_WRITTEN TASK_:
Copy out all the entries word for word.

* * * * *

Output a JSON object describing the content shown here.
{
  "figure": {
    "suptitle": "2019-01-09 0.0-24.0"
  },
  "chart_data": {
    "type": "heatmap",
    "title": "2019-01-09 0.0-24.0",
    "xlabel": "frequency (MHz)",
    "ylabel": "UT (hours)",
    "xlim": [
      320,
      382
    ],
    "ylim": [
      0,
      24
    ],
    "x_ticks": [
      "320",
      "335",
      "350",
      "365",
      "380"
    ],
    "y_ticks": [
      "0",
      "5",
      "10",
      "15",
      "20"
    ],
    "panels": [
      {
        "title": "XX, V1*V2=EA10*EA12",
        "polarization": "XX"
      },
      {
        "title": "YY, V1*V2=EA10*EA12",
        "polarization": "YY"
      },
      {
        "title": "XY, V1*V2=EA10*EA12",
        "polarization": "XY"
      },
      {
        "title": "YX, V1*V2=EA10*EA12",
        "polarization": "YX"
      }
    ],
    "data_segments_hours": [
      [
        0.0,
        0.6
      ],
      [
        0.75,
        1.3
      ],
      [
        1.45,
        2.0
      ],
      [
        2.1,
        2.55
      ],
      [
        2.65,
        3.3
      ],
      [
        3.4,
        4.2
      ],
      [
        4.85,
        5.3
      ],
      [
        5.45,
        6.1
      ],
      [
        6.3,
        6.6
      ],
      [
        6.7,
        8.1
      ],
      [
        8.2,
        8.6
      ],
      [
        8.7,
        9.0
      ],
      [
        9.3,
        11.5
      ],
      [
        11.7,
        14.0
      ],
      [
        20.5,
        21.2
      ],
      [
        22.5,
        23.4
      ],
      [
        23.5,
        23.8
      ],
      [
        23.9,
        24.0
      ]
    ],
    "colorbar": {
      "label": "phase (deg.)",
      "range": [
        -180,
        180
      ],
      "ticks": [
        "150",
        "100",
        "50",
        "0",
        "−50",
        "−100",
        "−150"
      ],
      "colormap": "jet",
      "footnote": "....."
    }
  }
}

* * * * *

_ANSWER TO THIS TASK_:
Output a JSON object describing the content shown here.
{
  "figure": {
    "suptitle": "2019-01-09 0.0-24.0"
  },
  "chart_data": {
    "type": "heatmap",
    "title": "2019-01-09 0.0-24.0",
    "xlabel": "frequency (MHz)",
    "ylabel": "UT (hours)",
    "xlim": [
      320,
      382
    ],
    "ylim": [
      0,
      24
    ],
    "x_ticks": [
      "320",
      "335",
      "350",
      "365",
      "380"
    ],
    "y_ticks": [
      "0",
      "5",
      "10",
      "15",
      "20"
    ],
    "panels": [
      {
        "title": "XX, V1*V2=EA10*EA12",
        "polarization": "XX"
      },
      {
        "title": "YY, V1*V2=EA10*EA12",
        "polarization": "YY"
      },
      {
        "title": "XY, V1*V2=EA10*EA12",
        "polarization": "XY"
      },
      {
        "title": "YX, V1*V2=EA10*EA12",
        "polarization": "YX"
      }
    ],
    "data_segments_hours": [
      [
        0.0,
        0.6
      ],
      [
        0.75,
        1.3
      ],
      [
        1.45,
        2.0
      ],
      [
        2.1,
        2.55
      ],
      [
        2.65,
        3.3
      ],
      [
        3.4,
        4.2
      ],
      [
        4.85,
        5.3
      ],
      [
        5.45,
        6.1
      ],
      [
        6.3,
        6.6
      ],
      [
        6.7,
        8.1
      ],
      [
        8.2,
        8.6
      ],
      [
        8.7,
        9.0
      ],
      [
        9.3,
        11.5
      ],
      [
        11.7,
        14.0
      ],
      [
        20.5,
        21.2
      ],
      [
        22.5,
        23.4
      ],
      [
        23.5,
        23.8
      ],
      [
        23.9,
        24.0
      ]
    ],
    "colorbar": {
      "label": "phase (deg.)",
      "range": [
        -180,
        180
      ],
      "ticks": [
        "150",
        "100",
        "50",
        "0",
        "−50",
        "−100",
        "−150"
      ],
      "colormap": "jet",
      "footnote": "....."
    }
  }
}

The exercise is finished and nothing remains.